Job:
Without altering anything, repeat each of the records.

Extracted data:
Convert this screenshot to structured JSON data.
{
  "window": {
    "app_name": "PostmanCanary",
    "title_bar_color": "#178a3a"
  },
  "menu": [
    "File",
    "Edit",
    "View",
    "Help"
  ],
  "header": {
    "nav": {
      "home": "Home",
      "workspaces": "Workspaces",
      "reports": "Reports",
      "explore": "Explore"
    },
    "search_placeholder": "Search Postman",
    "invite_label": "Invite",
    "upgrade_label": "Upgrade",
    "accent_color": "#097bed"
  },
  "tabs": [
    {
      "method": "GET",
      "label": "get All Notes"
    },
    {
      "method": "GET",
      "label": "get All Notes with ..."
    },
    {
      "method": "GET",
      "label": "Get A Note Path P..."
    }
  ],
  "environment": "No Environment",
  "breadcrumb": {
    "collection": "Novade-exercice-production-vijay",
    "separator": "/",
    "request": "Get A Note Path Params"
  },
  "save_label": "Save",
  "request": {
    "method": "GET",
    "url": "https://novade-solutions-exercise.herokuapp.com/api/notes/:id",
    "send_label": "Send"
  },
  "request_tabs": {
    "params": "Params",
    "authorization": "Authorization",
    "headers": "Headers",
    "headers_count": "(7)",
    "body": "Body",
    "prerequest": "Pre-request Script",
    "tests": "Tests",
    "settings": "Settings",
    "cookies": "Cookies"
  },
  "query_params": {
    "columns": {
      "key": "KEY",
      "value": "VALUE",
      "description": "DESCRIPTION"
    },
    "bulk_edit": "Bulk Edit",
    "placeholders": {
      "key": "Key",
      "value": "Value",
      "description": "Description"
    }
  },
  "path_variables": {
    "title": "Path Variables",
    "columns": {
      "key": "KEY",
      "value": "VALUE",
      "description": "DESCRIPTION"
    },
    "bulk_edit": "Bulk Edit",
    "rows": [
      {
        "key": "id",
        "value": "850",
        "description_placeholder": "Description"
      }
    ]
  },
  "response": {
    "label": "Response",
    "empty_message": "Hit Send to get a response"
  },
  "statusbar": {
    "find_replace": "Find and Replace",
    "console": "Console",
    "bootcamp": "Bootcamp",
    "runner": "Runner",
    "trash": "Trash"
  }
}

Solution to this problem:
Convert this screenshot to structured JSON data.
{
  "window": {
    "app_name": "PostmanCanary",
    "title_bar_color": "#178a3a"
  },
  "menu": [
    "File",
    "Edit",
    "View",
    "Help"
  ],
  "header": {
    "nav": {
      "home": "Home",
      "workspaces": "Workspaces",
      "reports": "Reports",
      "explore": "Explore"
    },
    "search_placeholder": "Search Postman",
    "invite_label": "Invite",
    "upgrade_label": "Upgrade",
    "accent_color": "#097bed"
  },
  "tabs": [
    {
      "method": "GET",
      "label": "get All Notes"
    },
    {
      "method": "GET",
      "label": "get All Notes with ..."
    },
    {
      "method": "GET",
      "label": "Get A Note Path P..."
    }
  ],
  "environment": "No Environment",
  "breadcrumb": {
    "collection": "Novade-exercice-production-vijay",
    "separator": "/",
    "request": "Get A Note Path Params"
  },
  "save_label": "Save",
  "request": {
    "method": "GET",
    "url": "https://novade-solutions-exercise.herokuapp.com/api/notes/:id",
    "send_label": "Send"
  },
  "request_tabs": {
    "params": "Params",
    "authorization": "Authorization",
    "headers": "Headers",
    "headers_count": "(7)",
    "body": "Body",
    "prerequest": "Pre-request Script",
    "tests": "Tests",
    "settings": "Settings",
    "cookies": "Cookies"
  },
  "query_params": {
    "columns": {
      "key": "KEY",
      "value": "VALUE",
      "description": "DESCRIPTION"
    },
    "bulk_edit": "Bulk Edit",
    "placeholders": {
      "key": "Key",
      "value": "Value",
      "description": "Description"
    }
  },
  "path_variables": {
    "title": "Path Variables",
    "columns": {
      "key": "KEY",
      "value": "VALUE",
      "description": "DESCRIPTION"
    },
    "bulk_edit": "Bulk Edit",
    "rows": [
      {
        "key": "id",
        "value": "850",
        "description_placeholder": "Description"
      }
    ]
  },
  "response": {
    "label": "Response",
    "empty_message": "Hit Send to get a response"
  },
  "statusbar": {
    "find_replace": "Find and Replace",
    "console": "Console",
    "bootcamp": "Bootcamp",
    "runner": "Runner",
    "trash": "Trash"
  }
}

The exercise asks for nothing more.